__WHAT THIS TASK INVOLVES__.
Search the records that follow and extract every line containing the string "JSON".

__RECORDS FOR THE TASK__.
--- Begin ---

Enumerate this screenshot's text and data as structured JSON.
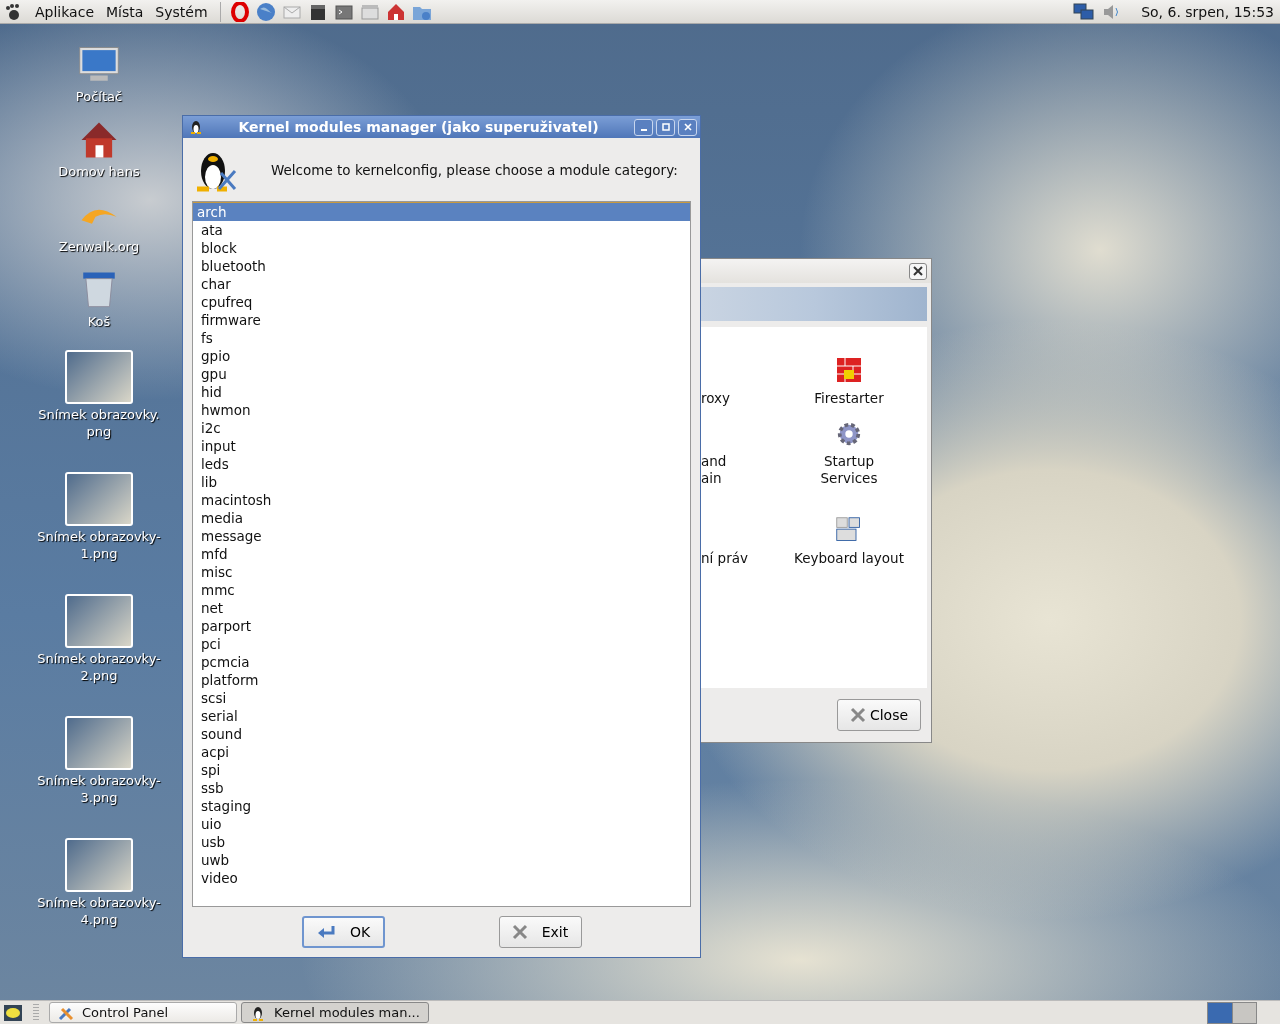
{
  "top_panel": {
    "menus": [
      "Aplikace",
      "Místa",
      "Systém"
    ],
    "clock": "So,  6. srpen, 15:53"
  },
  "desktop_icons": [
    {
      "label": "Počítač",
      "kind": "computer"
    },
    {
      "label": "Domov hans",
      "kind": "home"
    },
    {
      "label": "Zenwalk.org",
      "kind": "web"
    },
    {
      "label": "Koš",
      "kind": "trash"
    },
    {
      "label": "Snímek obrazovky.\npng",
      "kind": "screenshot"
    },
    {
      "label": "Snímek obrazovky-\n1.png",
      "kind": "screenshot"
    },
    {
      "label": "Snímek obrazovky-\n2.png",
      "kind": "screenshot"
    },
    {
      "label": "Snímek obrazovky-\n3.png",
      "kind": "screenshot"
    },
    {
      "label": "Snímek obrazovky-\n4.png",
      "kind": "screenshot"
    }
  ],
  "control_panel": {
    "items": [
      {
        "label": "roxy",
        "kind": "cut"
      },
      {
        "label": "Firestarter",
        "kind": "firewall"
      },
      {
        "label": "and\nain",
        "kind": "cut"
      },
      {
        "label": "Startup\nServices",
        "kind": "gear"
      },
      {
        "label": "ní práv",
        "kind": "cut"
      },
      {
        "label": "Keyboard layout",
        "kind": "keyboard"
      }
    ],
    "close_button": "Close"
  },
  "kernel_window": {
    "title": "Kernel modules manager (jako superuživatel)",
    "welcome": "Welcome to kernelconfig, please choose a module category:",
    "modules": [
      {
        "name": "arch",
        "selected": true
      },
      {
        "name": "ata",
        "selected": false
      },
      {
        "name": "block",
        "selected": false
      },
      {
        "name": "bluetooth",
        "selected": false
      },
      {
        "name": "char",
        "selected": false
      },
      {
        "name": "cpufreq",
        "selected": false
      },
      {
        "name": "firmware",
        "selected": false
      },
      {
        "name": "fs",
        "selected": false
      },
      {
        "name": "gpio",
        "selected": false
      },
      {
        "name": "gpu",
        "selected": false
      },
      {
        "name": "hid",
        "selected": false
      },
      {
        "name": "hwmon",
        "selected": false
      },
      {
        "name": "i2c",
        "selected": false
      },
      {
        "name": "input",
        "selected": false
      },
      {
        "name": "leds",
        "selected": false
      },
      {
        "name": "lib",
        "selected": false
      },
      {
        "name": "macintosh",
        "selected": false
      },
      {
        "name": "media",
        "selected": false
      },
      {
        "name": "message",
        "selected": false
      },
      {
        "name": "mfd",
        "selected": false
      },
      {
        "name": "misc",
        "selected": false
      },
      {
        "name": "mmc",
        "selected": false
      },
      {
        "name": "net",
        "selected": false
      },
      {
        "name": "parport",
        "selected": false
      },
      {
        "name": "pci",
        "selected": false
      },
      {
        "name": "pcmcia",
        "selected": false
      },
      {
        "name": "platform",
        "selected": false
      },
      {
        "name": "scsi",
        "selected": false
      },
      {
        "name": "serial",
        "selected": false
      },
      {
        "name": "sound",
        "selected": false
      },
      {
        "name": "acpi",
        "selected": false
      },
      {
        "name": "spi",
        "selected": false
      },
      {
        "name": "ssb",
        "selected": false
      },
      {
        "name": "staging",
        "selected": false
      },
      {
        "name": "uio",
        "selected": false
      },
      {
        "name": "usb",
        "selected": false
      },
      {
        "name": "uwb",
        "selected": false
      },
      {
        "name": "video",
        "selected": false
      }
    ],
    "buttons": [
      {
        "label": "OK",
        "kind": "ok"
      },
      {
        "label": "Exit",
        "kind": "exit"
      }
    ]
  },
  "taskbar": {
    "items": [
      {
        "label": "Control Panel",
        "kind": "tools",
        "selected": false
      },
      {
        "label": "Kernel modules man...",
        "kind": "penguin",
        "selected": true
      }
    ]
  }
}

--- End ---
--- Begin ---

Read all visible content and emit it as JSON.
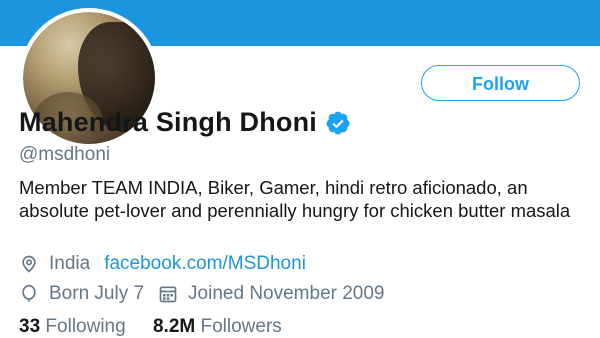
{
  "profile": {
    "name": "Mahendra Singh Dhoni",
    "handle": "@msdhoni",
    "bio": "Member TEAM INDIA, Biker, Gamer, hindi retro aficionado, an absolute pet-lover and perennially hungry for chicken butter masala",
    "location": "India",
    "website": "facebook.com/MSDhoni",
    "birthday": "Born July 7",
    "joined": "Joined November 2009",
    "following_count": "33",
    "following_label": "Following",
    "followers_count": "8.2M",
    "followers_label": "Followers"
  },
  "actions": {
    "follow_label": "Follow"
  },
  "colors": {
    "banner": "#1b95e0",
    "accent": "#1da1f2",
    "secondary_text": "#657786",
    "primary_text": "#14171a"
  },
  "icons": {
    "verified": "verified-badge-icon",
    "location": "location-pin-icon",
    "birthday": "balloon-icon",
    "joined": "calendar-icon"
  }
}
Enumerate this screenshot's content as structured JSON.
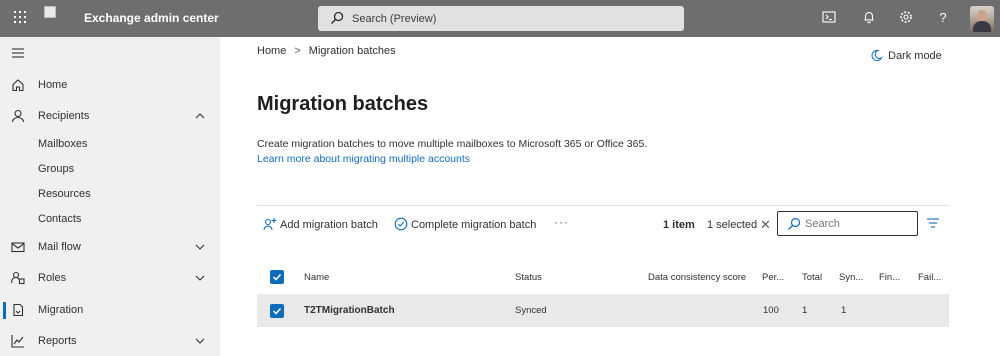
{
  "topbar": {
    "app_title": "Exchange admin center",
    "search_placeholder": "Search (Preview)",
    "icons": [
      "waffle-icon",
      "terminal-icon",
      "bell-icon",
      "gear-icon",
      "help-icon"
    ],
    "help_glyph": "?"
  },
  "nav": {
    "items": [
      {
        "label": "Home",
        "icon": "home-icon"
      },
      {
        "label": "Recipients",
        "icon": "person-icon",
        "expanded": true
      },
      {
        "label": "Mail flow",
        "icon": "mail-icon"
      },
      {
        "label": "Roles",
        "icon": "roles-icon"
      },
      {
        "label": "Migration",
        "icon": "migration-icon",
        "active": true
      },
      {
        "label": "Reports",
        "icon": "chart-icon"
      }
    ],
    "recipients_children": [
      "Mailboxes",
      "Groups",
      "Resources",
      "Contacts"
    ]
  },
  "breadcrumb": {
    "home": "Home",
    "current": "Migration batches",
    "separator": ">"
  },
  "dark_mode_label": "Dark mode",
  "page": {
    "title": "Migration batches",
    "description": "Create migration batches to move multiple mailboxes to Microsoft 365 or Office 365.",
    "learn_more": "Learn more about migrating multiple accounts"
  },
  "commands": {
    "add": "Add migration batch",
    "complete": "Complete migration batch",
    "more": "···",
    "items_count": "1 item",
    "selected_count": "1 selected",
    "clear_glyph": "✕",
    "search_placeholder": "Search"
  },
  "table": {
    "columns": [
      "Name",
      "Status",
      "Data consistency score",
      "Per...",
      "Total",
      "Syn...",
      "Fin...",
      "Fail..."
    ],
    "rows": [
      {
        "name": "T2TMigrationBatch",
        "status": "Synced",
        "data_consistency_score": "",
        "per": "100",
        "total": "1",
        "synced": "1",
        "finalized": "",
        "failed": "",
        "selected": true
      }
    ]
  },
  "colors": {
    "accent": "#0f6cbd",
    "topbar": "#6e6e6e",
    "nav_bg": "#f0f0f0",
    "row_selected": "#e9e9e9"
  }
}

--- End ---

__SOLVED EXERCISE__.
Enumerate this screenshot's text and data as structured JSON.
Read all visible content and emit it as JSON.
Enumerate this screenshot's content as structured JSON.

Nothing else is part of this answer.